> Data for processing

# # #

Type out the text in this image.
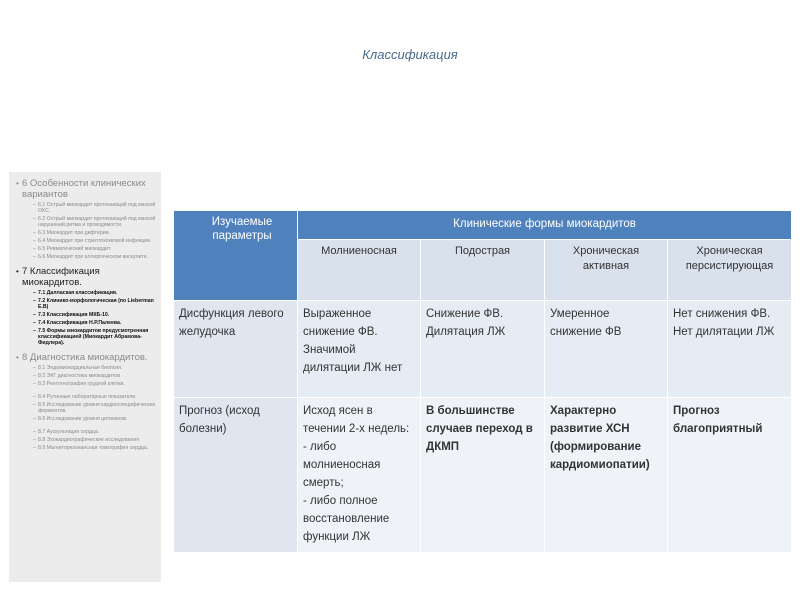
Классификация
• 6 Особенности клинических вариантов
– 6.1 Острый миокардит протекающий под маской ОКС.
– 6.2 Острый миокардит протекающий под маской нарушений ритма и проводимости.
– 6.3 Миокардит при дифтерии.
– 6.4 Миокардит при стрептококковой инфекции.
– 6.5 Ревматический миокардит.
– 6.6 Миокардит при аллергическом васкулите.
• 7 Классификация миокардитов.
– 7.1 Даллаская классификация.
– 7.2 Клинико-морфологическая (по Lieberman E.B)
– 7.3 Классификация МКБ-10.
– 7.4 Классификация Н.Р.Палеева.
– 7.5 Формы миокардитов предусмотренная классификацией (Миокардит Абрамова-Фидлера).
• 8 Диагностика миокардитов.
– 8.1 Эндомиокардиальная биопсия.
– 8.2 ЭКГ диагностика миокардитов
– 8.3 Рентгенография грудной клетки.
– 8.4 Рутинные лабораторные показатели.
– 8.5 Исследование уровня кардиоспецифических ферментов.
– 8.6 Исследование уровня цитокинов.
– 8.7 Аускультация сердца.
– 8.8 Эхокардиографические исследования
– 8.9 Магниторезонансная томография сердца.
Изучаемые параметры	Клинические формы миокардитов			
	Молниеносная	Подострая	Хроническая активная	Хроническая персистирующая
Дисфункция левого желудочка	Выраженное снижение ФВ. Значимой дилятации ЛЖ нет	Снижение ФВ. Дилятация ЛЖ	Умеренное снижение ФВ	Нет снижения ФВ. Нет дилятации ЛЖ
Прогноз (исход болезни)	Исход ясен в течении 2-х недель:
- либо молниеносная смерть;
- либо полное восстановление функции ЛЖ	В большинстве случаев переход в ДКМП	Характерно развитие ХСН (формирование кардиомиопатии)	Прогноз благоприятный
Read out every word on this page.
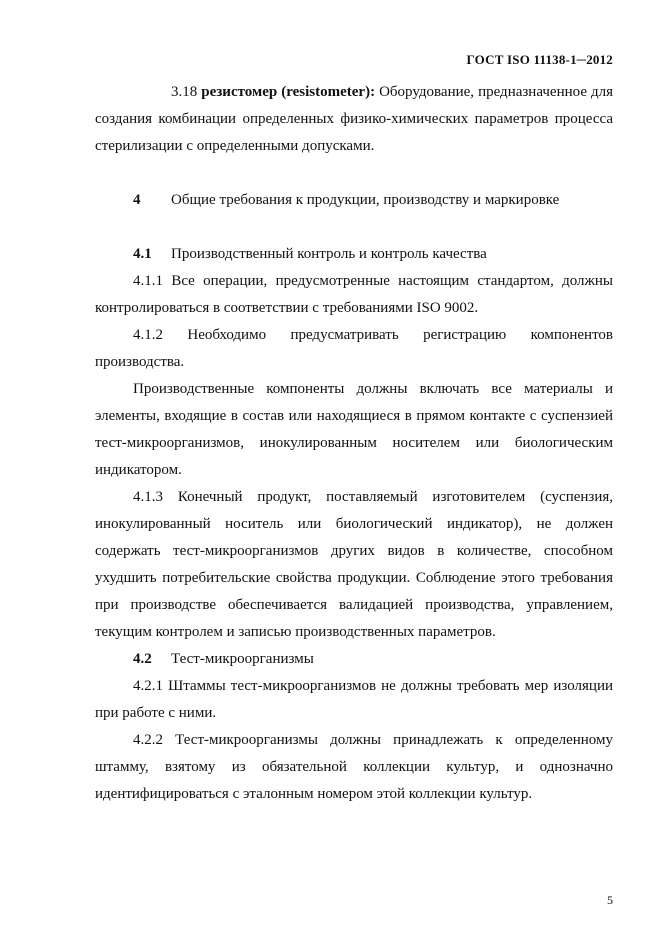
ГОСТ ISO 11138-1─2012

3.18 резистомер (resistometer): Оборудование, предназначенное для создания комбинации определенных физико-химических параметров процесса стерилизации с определенными допусками.

4 Общие требования к продукции, производству и маркировке

4.1 Производственный контроль и контроль качества

4.1.1 Все операции, предусмотренные настоящим стандартом, должны контролироваться в соответствии с требованиями ISO 9002.

4.1.2 Необходимо предусматривать регистрацию компонентов производства.

Производственные компоненты должны включать все материалы и элементы, входящие в состав или находящиеся в прямом контакте с суспензией тест-микроорганизмов, инокулированным носителем или биологическим индикатором.

4.1.3 Конечный продукт, поставляемый изготовителем (суспензия, инокулированный носитель или биологический индикатор), не должен содержать тест-микроорганизмов других видов в количестве, способном ухудшить потребительские свойства продукции. Соблюдение этого требования при производстве обеспечивается валидацией производства, управлением, текущим контролем и записью производственных параметров.

4.2 Тест-микроорганизмы

4.2.1 Штаммы тест-микроорганизмов не должны требовать мер изоляции при работе с ними.

4.2.2 Тест-микроорганизмы должны принадлежать к определенному штамму, взятому из обязательной коллекции культур, и однозначно идентифицироваться с эталонным номером этой коллекции культур.

5
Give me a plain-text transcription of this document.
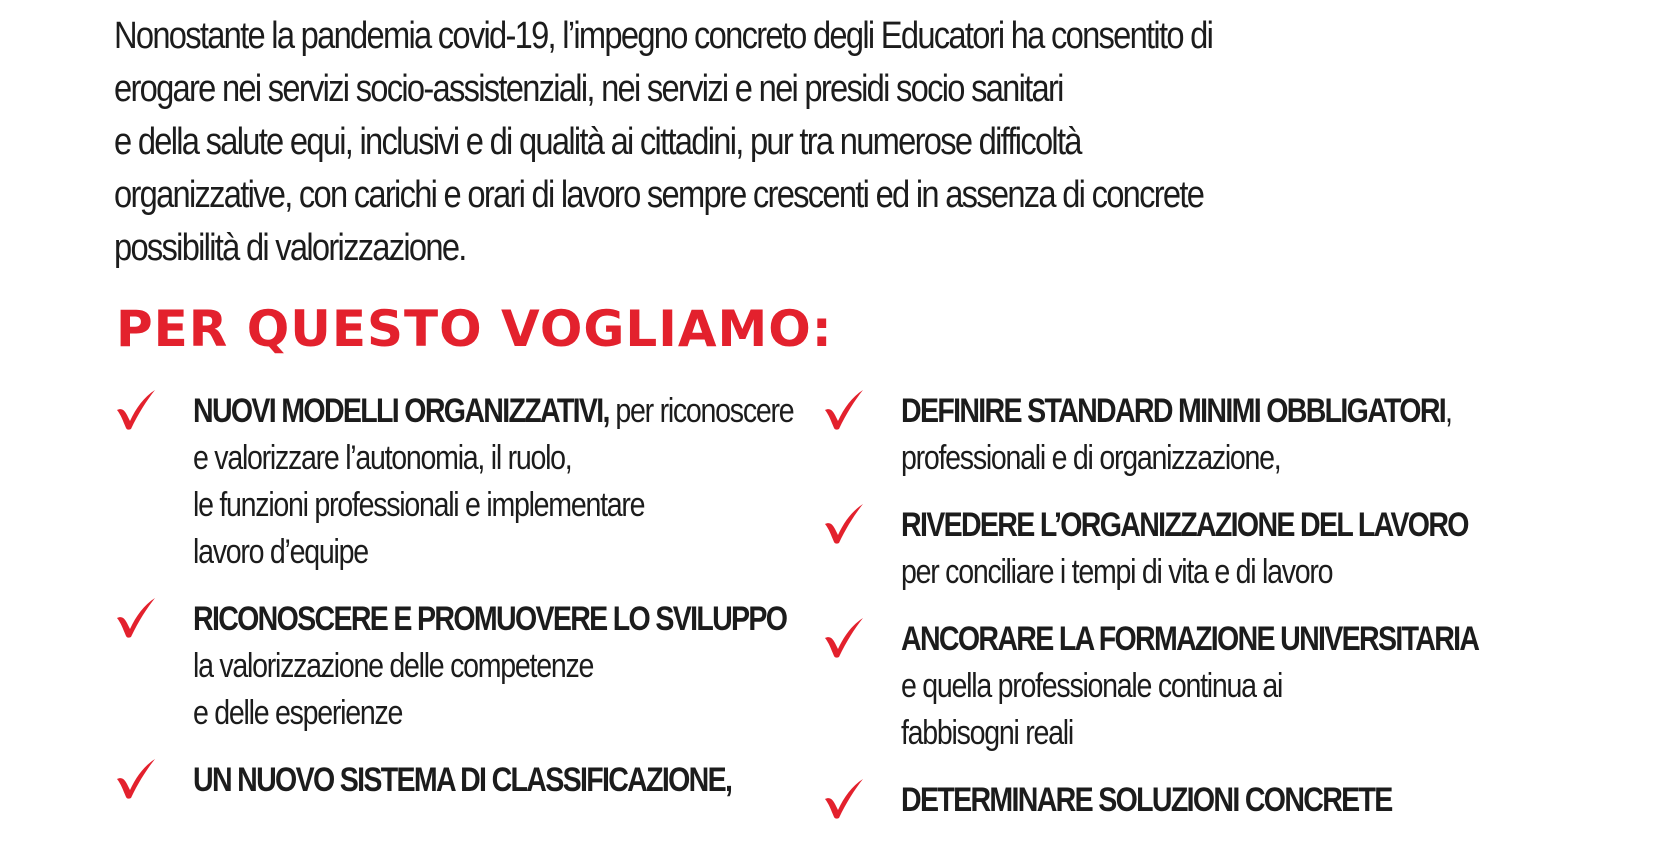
Nonostante la pandemia covid-19, l’impegno concreto degli Educatori ha consentito di
erogare nei servizi socio-assistenziali, nei servizi e nei presidi socio sanitari
e della salute equi, inclusivi e di qualità ai cittadini, pur tra numerose difficoltà
organizzative, con carichi e orari di lavoro sempre crescenti ed in assenza di concrete
possibilità di valorizzazione.
PER QUESTO VOGLIAMO:
NUOVI MODELLI ORGANIZZATIVI, per riconoscere
e valorizzare l’autonomia, il ruolo,
le funzioni professionali e implementare
lavoro d’equipe
RICONOSCERE E PROMUOVERE LO SVILUPPO
la valorizzazione delle competenze
e delle esperienze
UN NUOVO SISTEMA DI CLASSIFICAZIONE,
DEFINIRE STANDARD MINIMI OBBLIGATORI,
professionali e di organizzazione,
RIVEDERE L’ORGANIZZAZIONE DEL LAVORO
per conciliare i tempi di vita e di lavoro
ANCORARE LA FORMAZIONE UNIVERSITARIA
e quella professionale continua ai
fabbisogni reali
DETERMINARE SOLUZIONI CONCRETE
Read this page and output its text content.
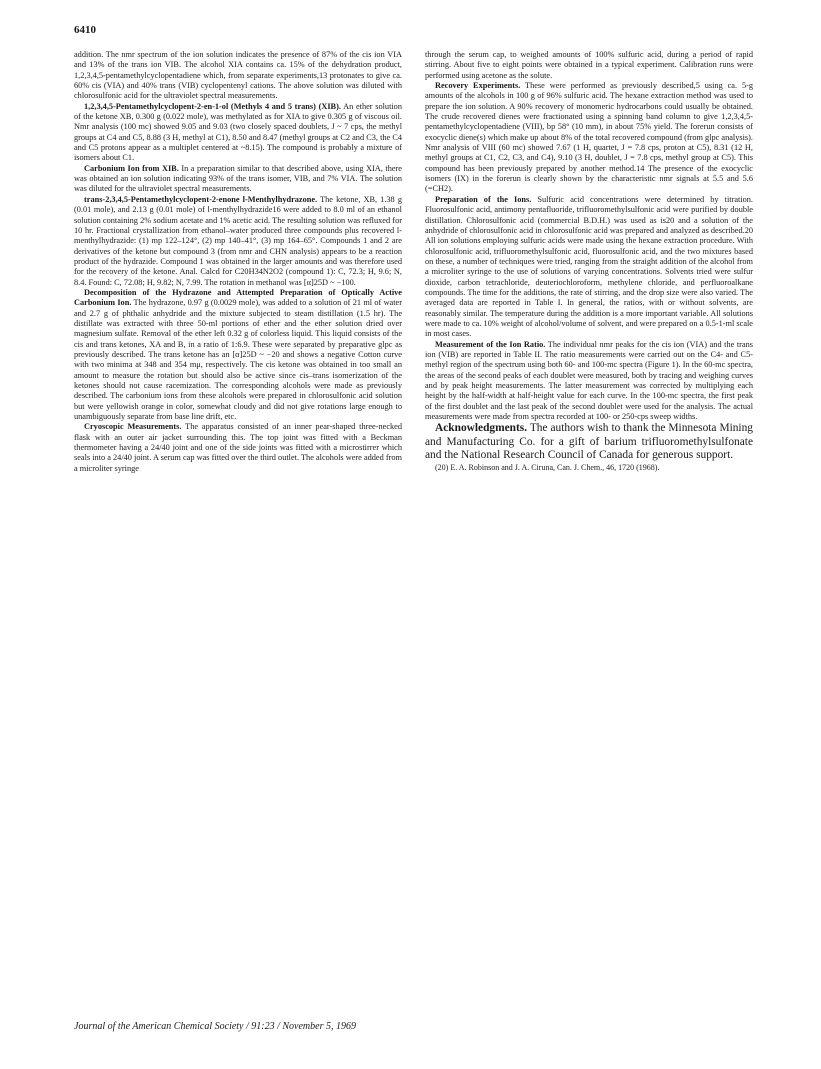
6410

addition. The nmr spectrum of the ion solution indicates the presence of 87% of the cis ion VIA and 13% of the trans ion VIB. The alcohol XIA contains ca. 15% of the dehydration product, 1,2,3,4,5-pentamethylcyclopentadiene which, from separate experiments,13 protonates to give ca. 60% cis (VIA) and 40% trans (VIB) cyclopentenyl cations. The above solution was diluted with chlorosulfonic acid for the ultraviolet spectral measurements.

1,2,3,4,5-Pentamethylcyclopent-2-en-1-ol (Methyls 4 and 5 trans) (XIB). An ether solution of the ketone XB, 0.300 g (0.022 mole), was methylated as for XIA to give 0.305 g of viscous oil. Nmr analysis (100 mc) showed 9.05 and 9.03 (two closely spaced doublets, J ~ 7 cps, the methyl groups at C4 and C5, 8.88 (3 H, methyl at C1), 8.50 and 8.47 (methyl groups at C2 and C3, the C4 and C5 protons appear as a multiplet centered at ~8.15). The compound is probably a mixture of isomers about C1.

Carbonium Ion from XIB. In a preparation similar to that described above, using XIA, there was obtained an ion solution indicating 93% of the trans isomer, VIB, and 7% VIA. The solution was diluted for the ultraviolet spectral measurements.

trans-2,3,4,5-Pentamethylcyclopent-2-enone l-Menthylhydrazone. The ketone, XB, 1.38 g (0.01 mole), and 2.13 g (0.01 mole) of l-menthylhydrazide16 were added to 8.0 ml of an ethanol solution containing 2% sodium acetate and 1% acetic acid. The resulting solution was refluxed for 10 hr. Fractional crystallization from ethanol–water produced three compounds plus recovered l-menthylhydrazide: (1) mp 122–124°, (2) mp 140–41°, (3) mp 164–65°. Compounds 1 and 2 are derivatives of the ketone but compound 3 (from nmr and CHN analysis) appears to be a reaction product of the hydrazide. Compound 1 was obtained in the larger amounts and was therefore used for the recovery of the ketone. Anal. Calcd for C20H34N2O2 (compound 1): C, 72.3; H, 9.6; N, 8.4. Found: C, 72.08; H, 9.82; N, 7.99. The rotation in methanol was [α]25D ~ −100.

Decomposition of the Hydrazone and Attempted Preparation of Optically Active Carbonium Ion. The hydrazone, 0.97 g (0.0029 mole), was added to a solution of 21 ml of water and 2.7 g of phthalic anhydride and the mixture subjected to steam distillation (1.5 hr). The distillate was extracted with three 50-ml portions of ether and the ether solution dried over magnesium sulfate. Removal of the ether left 0.32 g of colorless liquid. This liquid consists of the cis and trans ketones, XA and B, in a ratio of 1:6.9. These were separated by preparative glpc as previously described. The trans ketone has an [α]25D ~ −20 and shows a negative Cotton curve with two minima at 348 and 354 mμ, respectively. The cis ketone was obtained in too small an amount to measure the rotation but should also be active since cis–trans isomerization of the ketones should not cause racemization. The corresponding alcohols were made as previously described. The carbonium ions from these alcohols were prepared in chlorosulfonic acid solution but were yellowish orange in color, somewhat cloudy and did not give rotations large enough to unambiguously separate from base line drift, etc.

Cryoscopic Measurements. The apparatus consisted of an inner pear-shaped three-necked flask with an outer air jacket surrounding this. The top joint was fitted with a Beckman thermometer having a 24/40 joint and one of the side joints was fitted with a microstirrer which seals into a 24/40 joint. A serum cap was fitted over the third outlet. The alcohols were added from a microliter syringe

through the serum cap, to weighed amounts of 100% sulfuric acid, during a period of rapid stirring. About five to eight points were obtained in a typical experiment. Calibration runs were performed using acetone as the solute.

Recovery Experiments. These were performed as previously described,5 using ca. 5-g amounts of the alcohols in 100 g of 96% sulfuric acid. The hexane extraction method was used to prepare the ion solution. A 90% recovery of monomeric hydrocarbons could usually be obtained. The crude recovered dienes were fractionated using a spinning band column to give 1,2,3,4,5-pentamethylcyclopentadiene (VIII), bp 58° (10 mm), in about 75% yield. The forerun consists of exocyclic diene(s) which make up about 8% of the total recovered compound (from glpc analysis). Nmr analysis of VIII (60 mc) showed 7.67 (1 H, quartet, J = 7.8 cps, proton at C5), 8.31 (12 H, methyl groups at C1, C2, C3, and C4), 9.10 (3 H, doublet, J = 7.8 cps, methyl group at C5). This compound has been previously prepared by another method.14 The presence of the exocyclic isomers (IX) in the forerun is clearly shown by the characteristic nmr signals at 5.5 and 5.6 (=CH2).

Preparation of the Ions. Sulfuric acid concentrations were determined by titration. Fluorosulfonic acid, antimony pentafluoride, trifluoromethylsulfonic acid were purified by double distillation. Chlorosulfonic acid (commercial B.D.H.) was used as is20 and a solution of the anhydride of chlorosulfonic acid in chlorosulfonic acid was prepared and analyzed as described.20 All ion solutions employing sulfuric acids were made using the hexane extraction procedure. With chlorosulfonic acid, trifluoromethylsulfonic acid, fluorosulfonic acid, and the two mixtures based on these, a number of techniques were tried, ranging from the straight addition of the alcohol from a microliter syringe to the use of solutions of varying concentrations. Solvents tried were sulfur dioxide, carbon tetrachloride, deuteriochloroform, methylene chloride, and perfluoroalkane compounds. The time for the additions, the rate of stirring, and the drop size were also varied. The averaged data are reported in Table I. In general, the ratios, with or without solvents, are reasonably similar. The temperature during the addition is a more important variable. All solutions were made to ca. 10% weight of alcohol/volume of solvent, and were prepared on a 0.5-1-ml scale in most cases.

Measurement of the Ion Ratio. The individual nmr peaks for the cis ion (VIA) and the trans ion (VIB) are reported in Table II. The ratio measurements were carried out on the C4- and C5-methyl region of the spectrum using both 60- and 100-mc spectra (Figure 1). In the 60-mc spectra, the areas of the second peaks of each doublet were measured, both by tracing and weighing curves and by peak height measurements. The latter measurement was corrected by multiplying each height by the half-width at half-height value for each curve. In the 100-mc spectra, the first peak of the first doublet and the last peak of the second doublet were used for the analysis. The actual measurements were made from spectra recorded at 100- or 250-cps sweep widths.

Acknowledgments. The authors wish to thank the Minnesota Mining and Manufacturing Co. for a gift of barium trifluoromethylsulfonate and the National Research Council of Canada for generous support.

(20) E. A. Robinson and J. A. Ciruna, Can. J. Chem., 46, 1720 (1968).

Journal of the American Chemical Society / 91:23 / November 5, 1969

# # #

Copy every line of the records above that holds the word "маской".

> Written answer
– 6.1 Острый миокардит протекающий под маской ОКС.
– 6.2 Острый миокардит протекающий под маской нарушений ритма и проводимости.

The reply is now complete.